What you should do: Identify and reproduce every line holding the string "page".

Provided records:
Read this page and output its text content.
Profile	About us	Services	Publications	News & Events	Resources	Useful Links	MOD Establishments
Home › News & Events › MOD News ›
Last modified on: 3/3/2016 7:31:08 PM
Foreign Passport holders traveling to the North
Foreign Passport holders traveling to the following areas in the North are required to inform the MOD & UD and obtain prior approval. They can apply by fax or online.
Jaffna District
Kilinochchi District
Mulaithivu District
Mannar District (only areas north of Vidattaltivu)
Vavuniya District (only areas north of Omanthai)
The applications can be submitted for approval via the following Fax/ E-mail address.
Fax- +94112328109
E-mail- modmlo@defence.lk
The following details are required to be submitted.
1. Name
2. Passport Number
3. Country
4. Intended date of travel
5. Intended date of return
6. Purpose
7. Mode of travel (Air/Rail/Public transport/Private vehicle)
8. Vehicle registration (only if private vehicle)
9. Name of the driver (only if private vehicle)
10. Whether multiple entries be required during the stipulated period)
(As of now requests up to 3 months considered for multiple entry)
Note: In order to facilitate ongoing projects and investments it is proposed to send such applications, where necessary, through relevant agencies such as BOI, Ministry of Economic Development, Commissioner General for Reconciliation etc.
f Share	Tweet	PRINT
---
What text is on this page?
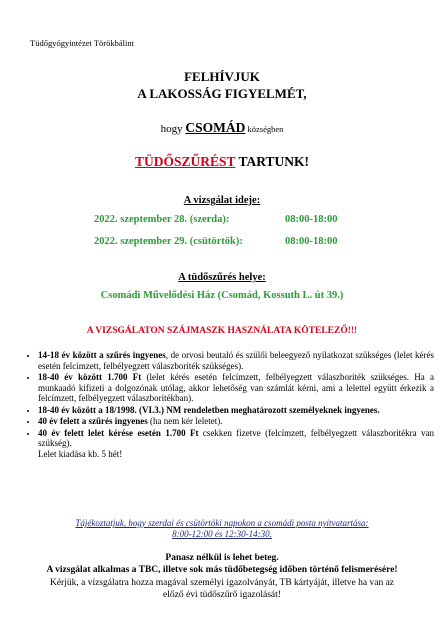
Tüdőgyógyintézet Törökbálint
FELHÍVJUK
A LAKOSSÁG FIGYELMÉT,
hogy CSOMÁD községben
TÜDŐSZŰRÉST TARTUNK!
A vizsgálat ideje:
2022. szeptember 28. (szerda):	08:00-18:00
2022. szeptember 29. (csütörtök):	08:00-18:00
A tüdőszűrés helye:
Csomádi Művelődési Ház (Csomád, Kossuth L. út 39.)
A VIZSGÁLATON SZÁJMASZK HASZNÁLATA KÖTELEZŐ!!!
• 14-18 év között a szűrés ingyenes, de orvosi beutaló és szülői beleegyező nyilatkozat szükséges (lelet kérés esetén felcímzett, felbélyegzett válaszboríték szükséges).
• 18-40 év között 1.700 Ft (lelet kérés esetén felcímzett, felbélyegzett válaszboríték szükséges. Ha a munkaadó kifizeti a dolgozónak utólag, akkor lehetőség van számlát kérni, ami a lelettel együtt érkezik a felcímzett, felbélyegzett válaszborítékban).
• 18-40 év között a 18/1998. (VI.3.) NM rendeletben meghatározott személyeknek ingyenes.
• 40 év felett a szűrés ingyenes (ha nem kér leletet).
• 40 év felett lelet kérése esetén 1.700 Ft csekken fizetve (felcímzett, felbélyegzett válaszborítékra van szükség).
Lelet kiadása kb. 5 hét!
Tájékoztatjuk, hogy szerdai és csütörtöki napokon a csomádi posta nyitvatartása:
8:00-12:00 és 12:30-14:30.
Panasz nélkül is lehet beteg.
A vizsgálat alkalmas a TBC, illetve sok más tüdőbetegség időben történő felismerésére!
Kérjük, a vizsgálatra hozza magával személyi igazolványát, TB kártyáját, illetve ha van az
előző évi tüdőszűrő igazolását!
...
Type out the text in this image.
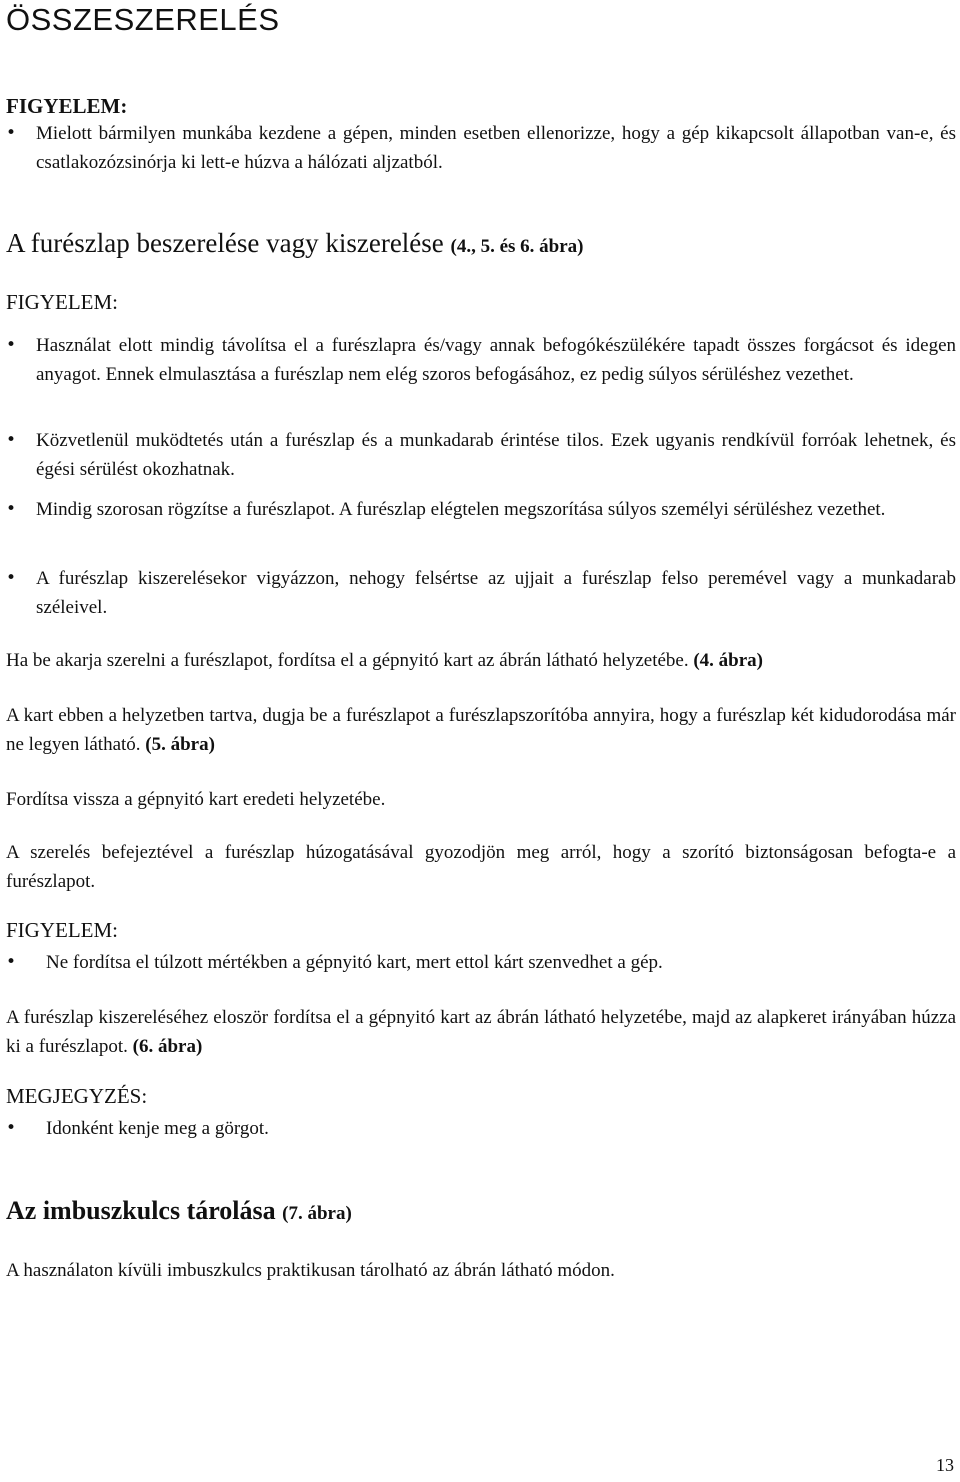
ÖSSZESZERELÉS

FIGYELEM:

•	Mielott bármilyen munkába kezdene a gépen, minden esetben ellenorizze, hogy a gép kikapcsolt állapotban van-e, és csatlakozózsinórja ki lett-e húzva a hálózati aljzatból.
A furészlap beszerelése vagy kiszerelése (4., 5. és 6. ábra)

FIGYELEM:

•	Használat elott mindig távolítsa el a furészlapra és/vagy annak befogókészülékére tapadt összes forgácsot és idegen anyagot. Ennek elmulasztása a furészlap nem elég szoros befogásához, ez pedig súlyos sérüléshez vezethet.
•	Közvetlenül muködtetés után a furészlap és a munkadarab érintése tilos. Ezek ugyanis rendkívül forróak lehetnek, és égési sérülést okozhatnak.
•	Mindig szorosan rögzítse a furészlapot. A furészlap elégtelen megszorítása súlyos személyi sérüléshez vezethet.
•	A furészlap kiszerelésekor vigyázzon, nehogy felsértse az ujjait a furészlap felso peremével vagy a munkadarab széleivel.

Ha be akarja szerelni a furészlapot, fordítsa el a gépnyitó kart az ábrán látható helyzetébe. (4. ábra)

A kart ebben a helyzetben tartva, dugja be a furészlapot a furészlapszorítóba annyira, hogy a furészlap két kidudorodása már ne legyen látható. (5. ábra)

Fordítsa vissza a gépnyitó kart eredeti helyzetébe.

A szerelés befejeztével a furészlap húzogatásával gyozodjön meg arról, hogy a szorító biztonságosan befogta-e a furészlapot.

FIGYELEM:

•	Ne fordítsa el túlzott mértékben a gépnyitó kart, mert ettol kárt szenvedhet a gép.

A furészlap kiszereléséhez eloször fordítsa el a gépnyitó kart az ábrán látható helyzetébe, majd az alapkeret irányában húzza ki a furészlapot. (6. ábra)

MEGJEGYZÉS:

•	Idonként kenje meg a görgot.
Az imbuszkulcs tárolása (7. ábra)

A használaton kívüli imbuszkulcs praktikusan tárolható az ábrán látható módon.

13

Result of the task:
Read this page and output its text content.
What text is on this page?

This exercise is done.